Look for the word "Poole" in the entries below, then copy every line that has it.
---
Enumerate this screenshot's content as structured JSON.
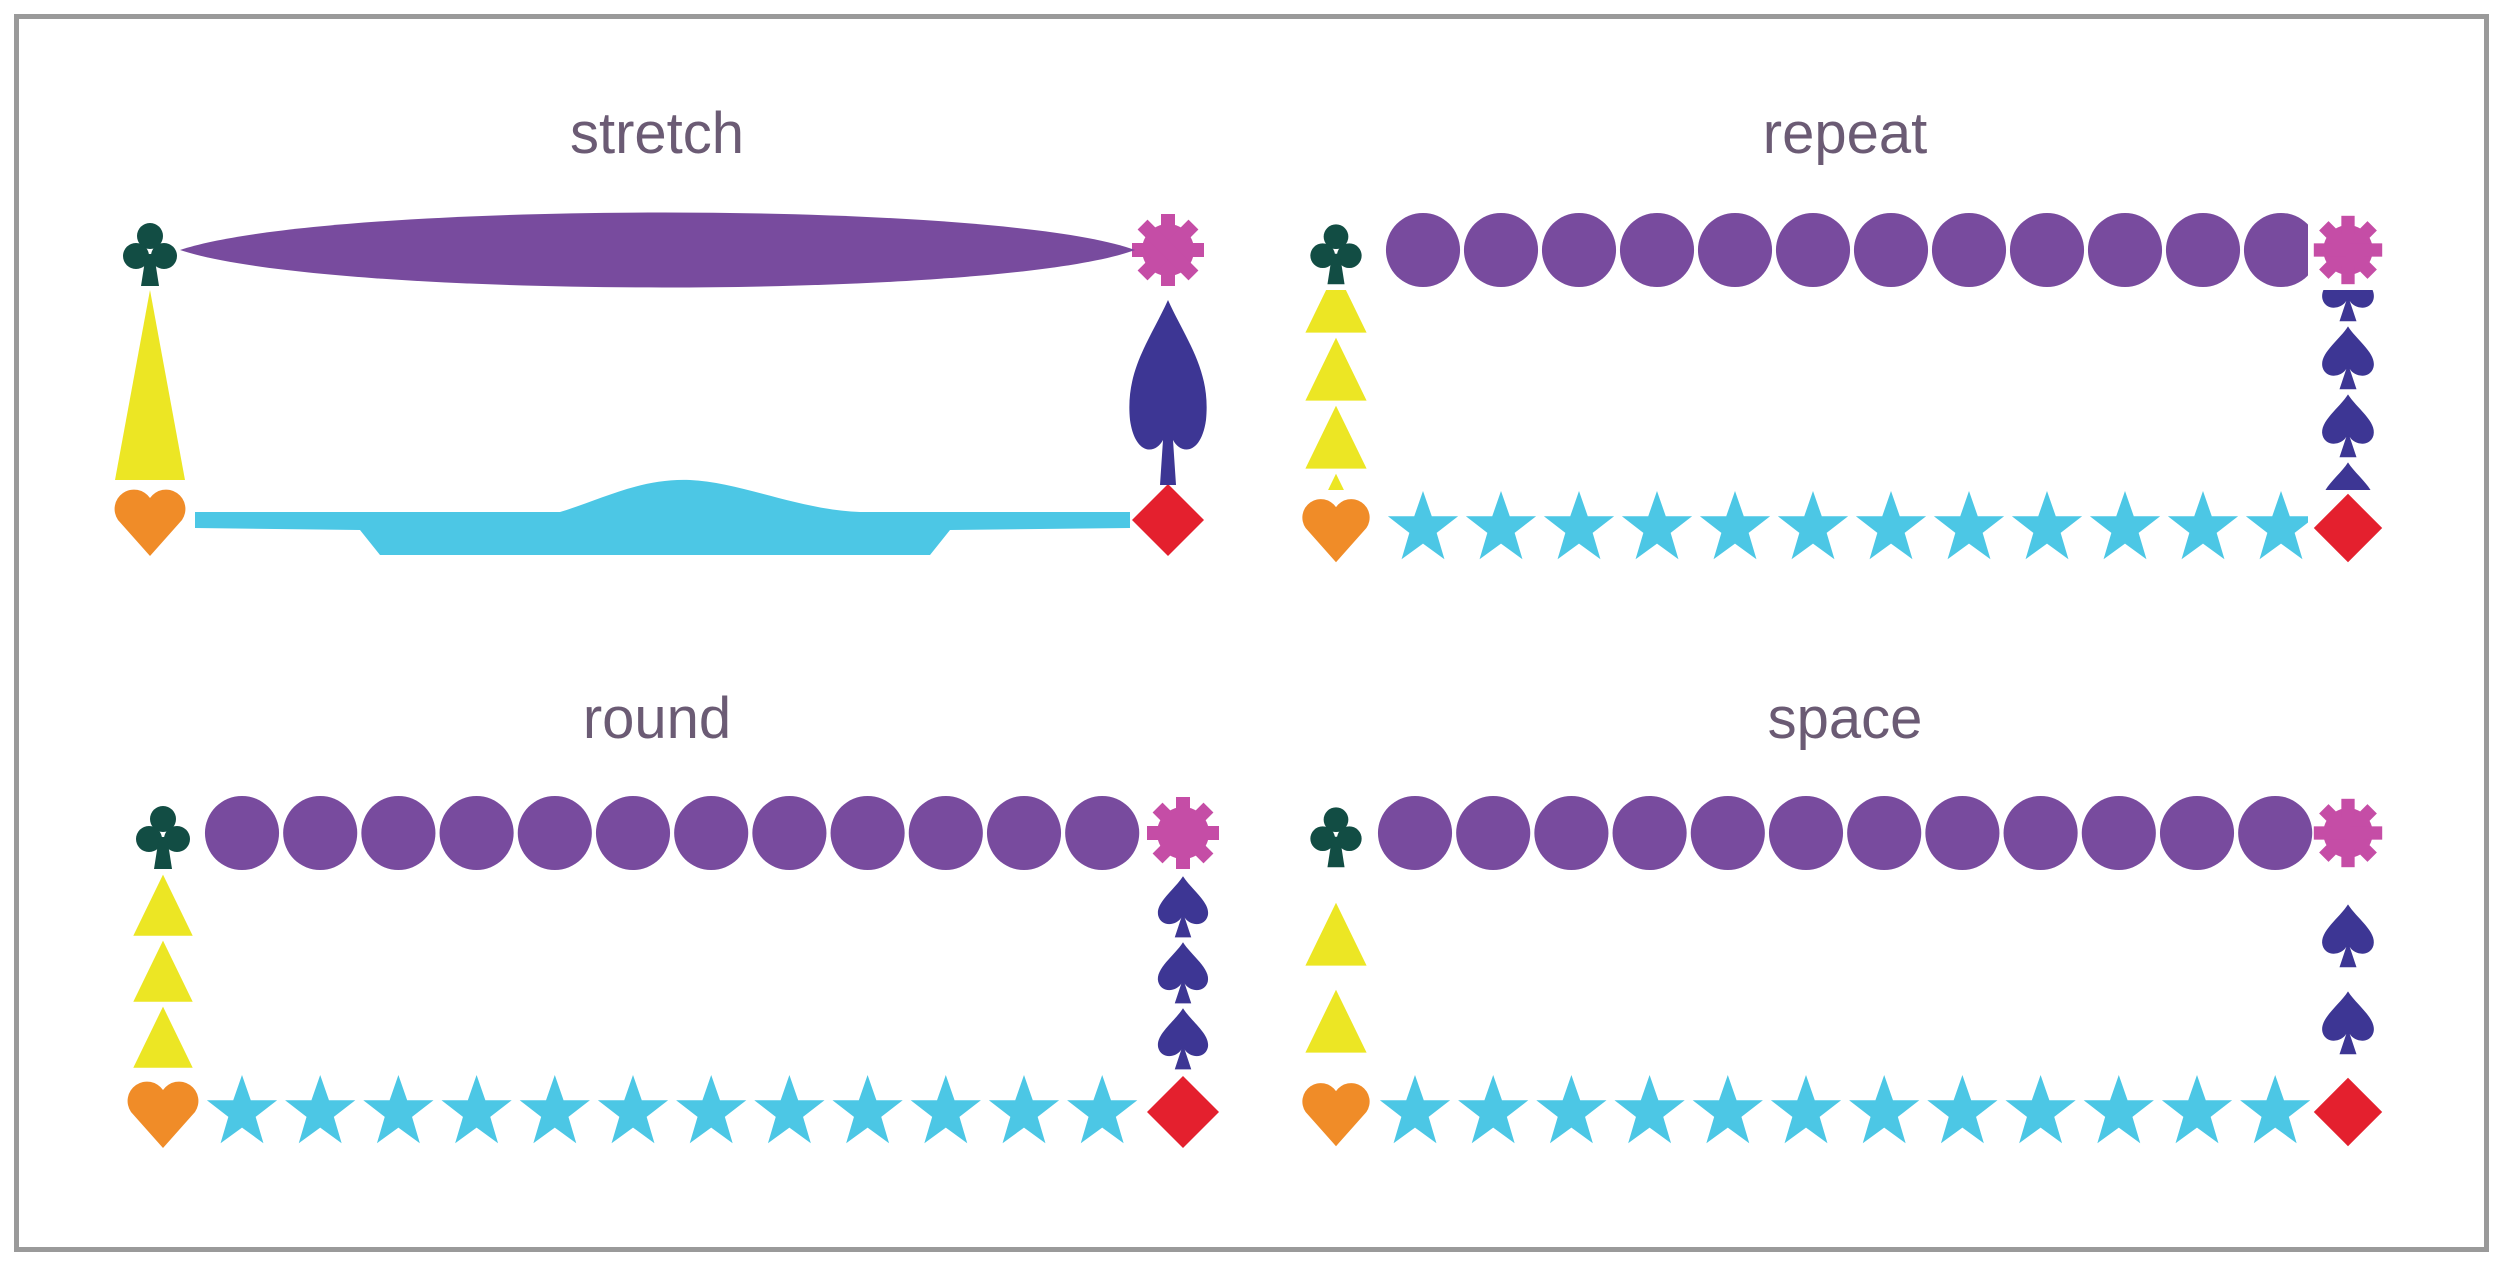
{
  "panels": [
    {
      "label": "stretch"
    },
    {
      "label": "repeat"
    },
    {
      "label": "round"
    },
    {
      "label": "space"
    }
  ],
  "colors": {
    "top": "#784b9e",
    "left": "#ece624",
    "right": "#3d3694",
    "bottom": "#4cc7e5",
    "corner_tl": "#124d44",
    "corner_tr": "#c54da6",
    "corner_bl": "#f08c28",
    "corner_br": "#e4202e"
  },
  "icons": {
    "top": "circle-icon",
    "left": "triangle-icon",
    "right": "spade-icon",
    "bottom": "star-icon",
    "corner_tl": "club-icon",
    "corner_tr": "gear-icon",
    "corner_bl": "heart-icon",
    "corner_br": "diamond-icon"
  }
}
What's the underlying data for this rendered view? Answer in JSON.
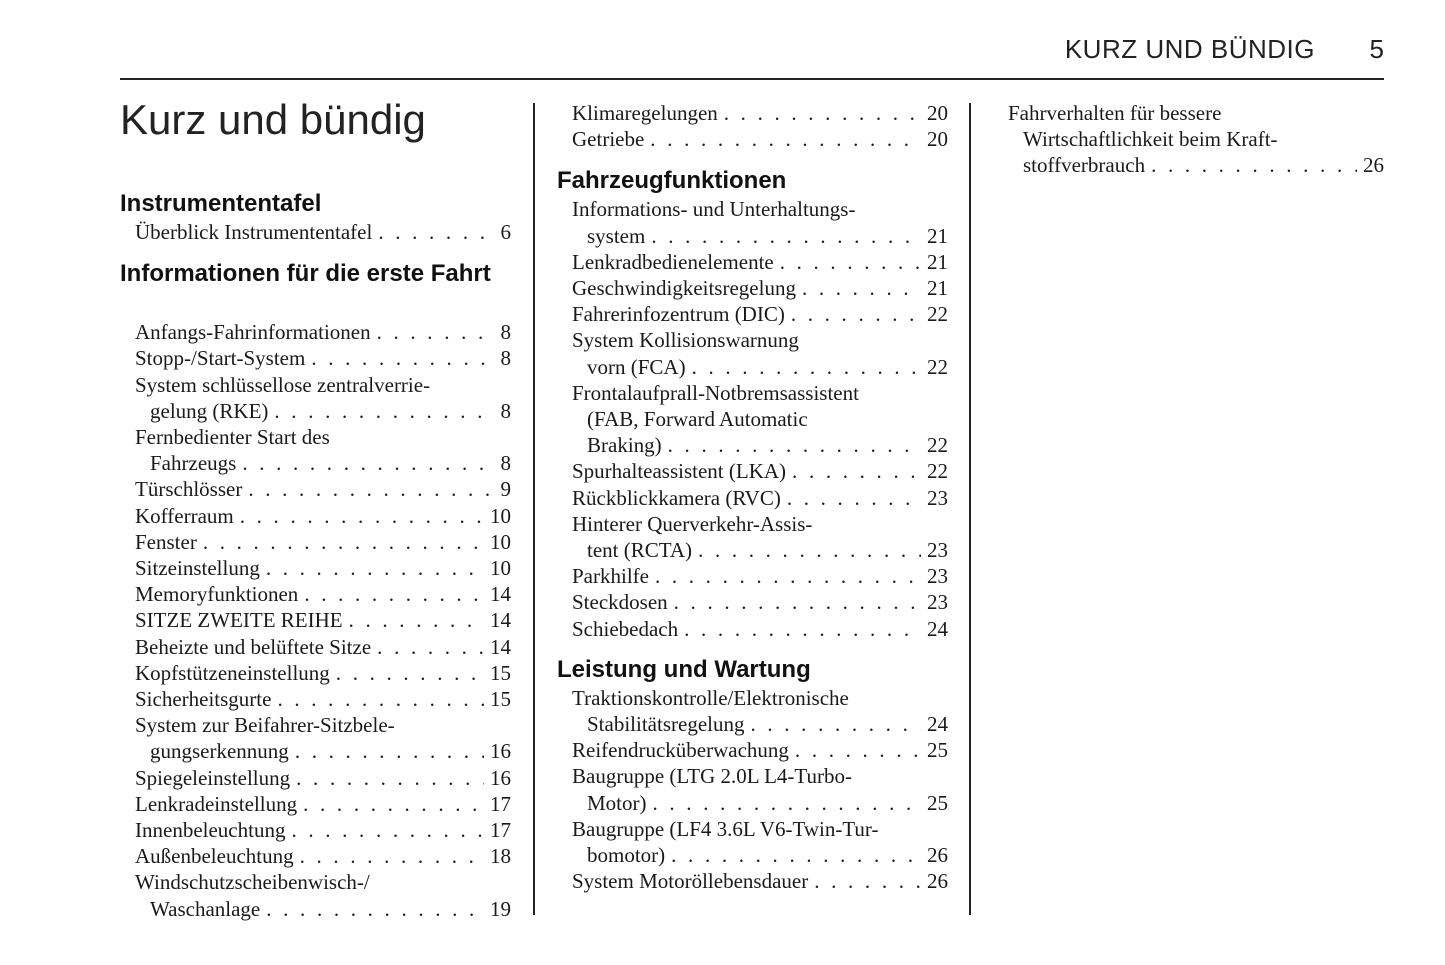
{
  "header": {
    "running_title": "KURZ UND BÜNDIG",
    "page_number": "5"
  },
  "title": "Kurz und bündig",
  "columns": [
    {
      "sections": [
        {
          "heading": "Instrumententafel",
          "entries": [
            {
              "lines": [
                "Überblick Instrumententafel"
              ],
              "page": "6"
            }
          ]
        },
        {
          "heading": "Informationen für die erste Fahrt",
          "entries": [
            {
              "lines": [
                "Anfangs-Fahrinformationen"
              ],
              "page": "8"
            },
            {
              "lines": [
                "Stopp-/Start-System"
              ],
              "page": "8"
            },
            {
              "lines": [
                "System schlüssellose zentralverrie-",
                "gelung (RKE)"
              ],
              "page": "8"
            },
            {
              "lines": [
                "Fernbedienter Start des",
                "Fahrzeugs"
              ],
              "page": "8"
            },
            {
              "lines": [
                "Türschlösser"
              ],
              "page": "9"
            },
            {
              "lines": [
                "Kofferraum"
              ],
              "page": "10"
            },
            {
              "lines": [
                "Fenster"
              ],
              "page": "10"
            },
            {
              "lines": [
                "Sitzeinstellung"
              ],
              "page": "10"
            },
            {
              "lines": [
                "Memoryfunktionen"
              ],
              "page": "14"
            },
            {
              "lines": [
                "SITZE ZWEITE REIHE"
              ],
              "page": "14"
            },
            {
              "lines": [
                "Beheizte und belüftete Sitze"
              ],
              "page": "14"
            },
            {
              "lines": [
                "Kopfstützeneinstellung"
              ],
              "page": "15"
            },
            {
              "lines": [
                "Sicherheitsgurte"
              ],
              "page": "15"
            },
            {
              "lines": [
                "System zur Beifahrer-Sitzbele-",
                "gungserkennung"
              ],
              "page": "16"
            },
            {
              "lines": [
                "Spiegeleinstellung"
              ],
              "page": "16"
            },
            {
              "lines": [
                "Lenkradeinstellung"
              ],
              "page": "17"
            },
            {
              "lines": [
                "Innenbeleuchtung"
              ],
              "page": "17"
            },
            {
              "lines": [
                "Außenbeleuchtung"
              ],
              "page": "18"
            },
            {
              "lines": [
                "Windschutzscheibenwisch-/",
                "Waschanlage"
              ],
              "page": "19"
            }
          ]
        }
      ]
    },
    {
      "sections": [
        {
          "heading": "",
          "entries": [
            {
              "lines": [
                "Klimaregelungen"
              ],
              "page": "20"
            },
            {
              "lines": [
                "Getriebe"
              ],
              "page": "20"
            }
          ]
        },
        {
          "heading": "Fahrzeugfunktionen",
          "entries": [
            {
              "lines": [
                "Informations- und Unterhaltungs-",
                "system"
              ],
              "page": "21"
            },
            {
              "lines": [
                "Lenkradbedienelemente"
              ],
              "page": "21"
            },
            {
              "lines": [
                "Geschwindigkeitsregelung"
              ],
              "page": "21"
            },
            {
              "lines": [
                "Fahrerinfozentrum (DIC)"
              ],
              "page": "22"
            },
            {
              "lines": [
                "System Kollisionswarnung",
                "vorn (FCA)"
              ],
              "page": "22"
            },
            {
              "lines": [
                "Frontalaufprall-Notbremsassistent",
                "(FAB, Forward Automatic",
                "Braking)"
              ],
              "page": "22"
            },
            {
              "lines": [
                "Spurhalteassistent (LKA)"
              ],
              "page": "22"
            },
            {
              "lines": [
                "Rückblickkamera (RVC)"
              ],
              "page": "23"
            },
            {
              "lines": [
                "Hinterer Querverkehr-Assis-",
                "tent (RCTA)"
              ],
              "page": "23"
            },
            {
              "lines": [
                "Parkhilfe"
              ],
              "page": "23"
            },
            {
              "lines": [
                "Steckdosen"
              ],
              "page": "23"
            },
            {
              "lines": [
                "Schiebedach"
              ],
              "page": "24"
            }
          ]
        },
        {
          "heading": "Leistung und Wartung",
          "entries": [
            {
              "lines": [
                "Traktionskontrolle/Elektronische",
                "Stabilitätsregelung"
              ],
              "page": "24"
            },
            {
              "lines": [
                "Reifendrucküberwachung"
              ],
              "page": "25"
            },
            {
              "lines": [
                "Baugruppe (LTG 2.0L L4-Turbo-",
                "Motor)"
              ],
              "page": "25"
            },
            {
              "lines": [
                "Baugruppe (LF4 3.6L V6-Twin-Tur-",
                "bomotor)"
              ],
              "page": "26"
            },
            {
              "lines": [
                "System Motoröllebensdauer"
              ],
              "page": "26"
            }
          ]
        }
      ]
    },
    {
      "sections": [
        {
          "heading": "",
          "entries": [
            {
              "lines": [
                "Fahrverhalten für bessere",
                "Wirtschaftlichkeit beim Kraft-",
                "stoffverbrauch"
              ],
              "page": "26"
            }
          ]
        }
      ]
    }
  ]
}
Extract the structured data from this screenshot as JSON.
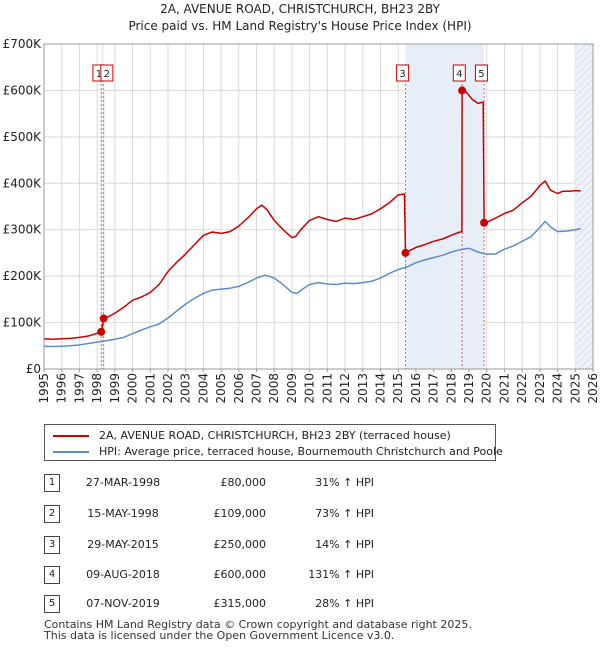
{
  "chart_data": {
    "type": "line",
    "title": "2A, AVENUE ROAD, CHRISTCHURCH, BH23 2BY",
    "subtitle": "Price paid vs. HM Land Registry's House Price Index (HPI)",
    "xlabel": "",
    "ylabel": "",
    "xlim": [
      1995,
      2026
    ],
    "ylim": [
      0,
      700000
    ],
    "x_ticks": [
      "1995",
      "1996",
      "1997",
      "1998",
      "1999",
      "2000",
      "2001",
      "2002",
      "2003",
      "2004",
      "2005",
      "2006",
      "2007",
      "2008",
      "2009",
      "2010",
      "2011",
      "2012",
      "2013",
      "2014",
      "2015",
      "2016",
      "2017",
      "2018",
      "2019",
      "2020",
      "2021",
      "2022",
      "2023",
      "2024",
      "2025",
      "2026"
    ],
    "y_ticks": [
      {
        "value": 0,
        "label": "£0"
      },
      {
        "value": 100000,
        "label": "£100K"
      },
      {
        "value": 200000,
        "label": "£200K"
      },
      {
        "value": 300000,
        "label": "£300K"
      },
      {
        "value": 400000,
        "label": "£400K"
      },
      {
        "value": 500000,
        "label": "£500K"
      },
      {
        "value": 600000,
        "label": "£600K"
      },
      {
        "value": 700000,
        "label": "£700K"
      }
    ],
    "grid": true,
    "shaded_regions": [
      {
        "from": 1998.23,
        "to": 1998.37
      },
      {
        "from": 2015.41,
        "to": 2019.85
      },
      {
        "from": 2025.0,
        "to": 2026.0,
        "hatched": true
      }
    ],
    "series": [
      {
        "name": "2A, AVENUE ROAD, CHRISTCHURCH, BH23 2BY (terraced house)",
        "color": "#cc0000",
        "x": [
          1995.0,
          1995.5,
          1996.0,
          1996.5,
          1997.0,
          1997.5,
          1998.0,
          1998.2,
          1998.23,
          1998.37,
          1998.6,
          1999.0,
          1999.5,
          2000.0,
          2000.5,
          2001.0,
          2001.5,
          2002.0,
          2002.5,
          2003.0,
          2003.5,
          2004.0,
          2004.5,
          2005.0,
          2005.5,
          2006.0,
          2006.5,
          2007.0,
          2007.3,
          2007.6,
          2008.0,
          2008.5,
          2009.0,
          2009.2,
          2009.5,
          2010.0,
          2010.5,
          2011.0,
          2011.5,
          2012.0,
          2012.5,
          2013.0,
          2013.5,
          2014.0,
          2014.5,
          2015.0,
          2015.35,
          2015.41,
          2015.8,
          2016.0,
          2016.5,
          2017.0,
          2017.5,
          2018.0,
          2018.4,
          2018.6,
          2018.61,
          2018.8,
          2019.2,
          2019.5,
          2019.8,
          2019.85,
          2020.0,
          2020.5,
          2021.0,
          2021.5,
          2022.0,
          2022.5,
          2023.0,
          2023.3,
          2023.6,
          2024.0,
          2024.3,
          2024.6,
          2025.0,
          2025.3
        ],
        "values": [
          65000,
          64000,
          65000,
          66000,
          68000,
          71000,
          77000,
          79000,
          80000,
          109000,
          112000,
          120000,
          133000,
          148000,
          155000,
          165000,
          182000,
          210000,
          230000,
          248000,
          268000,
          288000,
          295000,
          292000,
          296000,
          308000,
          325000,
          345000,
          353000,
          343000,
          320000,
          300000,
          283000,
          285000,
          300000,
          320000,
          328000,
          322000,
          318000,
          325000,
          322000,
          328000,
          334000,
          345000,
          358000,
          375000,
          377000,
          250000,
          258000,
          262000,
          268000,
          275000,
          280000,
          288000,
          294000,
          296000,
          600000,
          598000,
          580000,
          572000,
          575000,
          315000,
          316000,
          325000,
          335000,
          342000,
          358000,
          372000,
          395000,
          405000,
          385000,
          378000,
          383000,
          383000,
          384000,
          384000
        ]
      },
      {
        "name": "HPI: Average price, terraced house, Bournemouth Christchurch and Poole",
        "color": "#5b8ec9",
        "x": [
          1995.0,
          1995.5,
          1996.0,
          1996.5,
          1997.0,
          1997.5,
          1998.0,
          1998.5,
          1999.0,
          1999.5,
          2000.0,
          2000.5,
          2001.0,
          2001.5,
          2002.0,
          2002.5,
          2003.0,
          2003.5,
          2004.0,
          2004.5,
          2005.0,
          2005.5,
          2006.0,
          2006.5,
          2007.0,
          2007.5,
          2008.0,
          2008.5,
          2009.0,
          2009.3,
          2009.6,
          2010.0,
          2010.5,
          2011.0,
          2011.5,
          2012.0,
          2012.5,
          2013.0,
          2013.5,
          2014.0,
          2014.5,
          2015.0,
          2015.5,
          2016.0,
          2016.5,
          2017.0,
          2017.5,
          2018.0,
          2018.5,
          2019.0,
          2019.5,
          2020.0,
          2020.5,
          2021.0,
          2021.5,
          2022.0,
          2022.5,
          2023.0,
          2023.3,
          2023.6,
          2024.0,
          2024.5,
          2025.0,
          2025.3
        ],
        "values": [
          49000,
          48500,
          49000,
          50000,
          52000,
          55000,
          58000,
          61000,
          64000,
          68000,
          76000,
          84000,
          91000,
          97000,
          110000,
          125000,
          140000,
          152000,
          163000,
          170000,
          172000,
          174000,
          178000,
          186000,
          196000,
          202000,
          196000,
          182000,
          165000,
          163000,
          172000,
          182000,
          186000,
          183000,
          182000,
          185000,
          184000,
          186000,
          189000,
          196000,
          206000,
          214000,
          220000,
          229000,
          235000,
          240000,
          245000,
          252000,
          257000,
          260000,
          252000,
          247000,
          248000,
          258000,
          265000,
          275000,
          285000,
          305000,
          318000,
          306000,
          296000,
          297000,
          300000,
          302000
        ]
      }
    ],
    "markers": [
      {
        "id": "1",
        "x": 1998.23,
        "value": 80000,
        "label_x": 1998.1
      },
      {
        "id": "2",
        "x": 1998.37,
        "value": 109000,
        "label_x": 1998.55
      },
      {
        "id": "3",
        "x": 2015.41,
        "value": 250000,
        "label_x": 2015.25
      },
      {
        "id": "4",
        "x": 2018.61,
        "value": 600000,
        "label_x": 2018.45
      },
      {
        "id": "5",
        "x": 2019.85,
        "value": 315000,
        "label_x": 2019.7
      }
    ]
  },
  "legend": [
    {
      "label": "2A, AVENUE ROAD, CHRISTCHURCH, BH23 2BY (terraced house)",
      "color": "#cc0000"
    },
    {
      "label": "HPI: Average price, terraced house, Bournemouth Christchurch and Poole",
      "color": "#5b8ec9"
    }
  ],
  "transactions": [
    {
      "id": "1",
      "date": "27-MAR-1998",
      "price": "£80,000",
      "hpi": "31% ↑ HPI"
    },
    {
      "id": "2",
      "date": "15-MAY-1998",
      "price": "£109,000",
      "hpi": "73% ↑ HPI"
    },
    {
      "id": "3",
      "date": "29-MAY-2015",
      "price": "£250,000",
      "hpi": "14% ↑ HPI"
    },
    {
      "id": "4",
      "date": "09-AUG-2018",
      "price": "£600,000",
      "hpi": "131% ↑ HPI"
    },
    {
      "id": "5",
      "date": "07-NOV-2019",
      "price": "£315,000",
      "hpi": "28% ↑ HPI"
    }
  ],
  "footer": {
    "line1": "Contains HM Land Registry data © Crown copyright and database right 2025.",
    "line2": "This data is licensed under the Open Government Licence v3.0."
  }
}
---
## Solution
        "name": "HPI: Average price, terraced house, Bournemouth Christchurch and Poole",
      "label": "HPI: Average price, terraced house, Bournemouth Christchurch and Poole",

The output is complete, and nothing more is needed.